(Records that describe figures)
========================================================================
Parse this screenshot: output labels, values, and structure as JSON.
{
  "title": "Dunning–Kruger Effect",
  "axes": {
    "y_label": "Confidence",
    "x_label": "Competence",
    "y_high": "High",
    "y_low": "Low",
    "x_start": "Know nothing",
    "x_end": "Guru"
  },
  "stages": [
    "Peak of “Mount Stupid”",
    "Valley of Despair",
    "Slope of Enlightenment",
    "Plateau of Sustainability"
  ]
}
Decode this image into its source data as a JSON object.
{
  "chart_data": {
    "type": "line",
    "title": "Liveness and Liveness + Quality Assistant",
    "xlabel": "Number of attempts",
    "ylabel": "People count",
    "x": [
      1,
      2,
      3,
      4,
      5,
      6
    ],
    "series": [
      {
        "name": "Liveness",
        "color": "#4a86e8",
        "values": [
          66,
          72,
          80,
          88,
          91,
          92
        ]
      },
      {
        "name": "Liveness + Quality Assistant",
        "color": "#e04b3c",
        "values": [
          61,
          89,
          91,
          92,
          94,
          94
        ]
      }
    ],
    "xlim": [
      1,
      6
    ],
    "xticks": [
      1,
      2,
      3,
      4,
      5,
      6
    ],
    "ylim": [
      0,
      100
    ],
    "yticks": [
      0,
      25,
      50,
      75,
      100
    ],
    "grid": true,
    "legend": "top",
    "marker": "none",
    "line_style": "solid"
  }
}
========================================================================
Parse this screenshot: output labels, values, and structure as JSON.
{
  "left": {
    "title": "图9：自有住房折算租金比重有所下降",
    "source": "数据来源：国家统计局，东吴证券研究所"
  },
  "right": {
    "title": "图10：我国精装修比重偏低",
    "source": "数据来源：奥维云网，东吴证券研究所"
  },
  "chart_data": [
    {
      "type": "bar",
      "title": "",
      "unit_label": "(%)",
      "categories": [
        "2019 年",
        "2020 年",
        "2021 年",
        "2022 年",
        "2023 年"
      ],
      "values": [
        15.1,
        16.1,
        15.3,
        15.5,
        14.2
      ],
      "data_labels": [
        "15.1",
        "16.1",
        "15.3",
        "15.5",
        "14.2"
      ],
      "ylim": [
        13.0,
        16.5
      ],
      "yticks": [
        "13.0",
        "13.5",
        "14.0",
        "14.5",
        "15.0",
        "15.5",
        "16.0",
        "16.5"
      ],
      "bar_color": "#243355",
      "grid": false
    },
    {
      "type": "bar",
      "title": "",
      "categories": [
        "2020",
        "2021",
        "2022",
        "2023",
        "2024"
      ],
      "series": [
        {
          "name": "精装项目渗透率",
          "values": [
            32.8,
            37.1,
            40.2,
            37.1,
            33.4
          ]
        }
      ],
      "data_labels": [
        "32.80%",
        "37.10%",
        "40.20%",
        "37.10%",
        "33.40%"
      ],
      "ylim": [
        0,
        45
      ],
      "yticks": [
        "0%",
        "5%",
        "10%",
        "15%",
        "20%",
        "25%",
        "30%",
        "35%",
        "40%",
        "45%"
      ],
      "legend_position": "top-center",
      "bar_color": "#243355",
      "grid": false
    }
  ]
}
========================================================================
__Stated problem__
Copy every line from the records above that contains the word "东吴证券研究所".

__Output for this task__
    "source": "数据来源：国家统计局，东吴证券研究所"
    "source": "数据来源：奥维云网，东吴证券研究所"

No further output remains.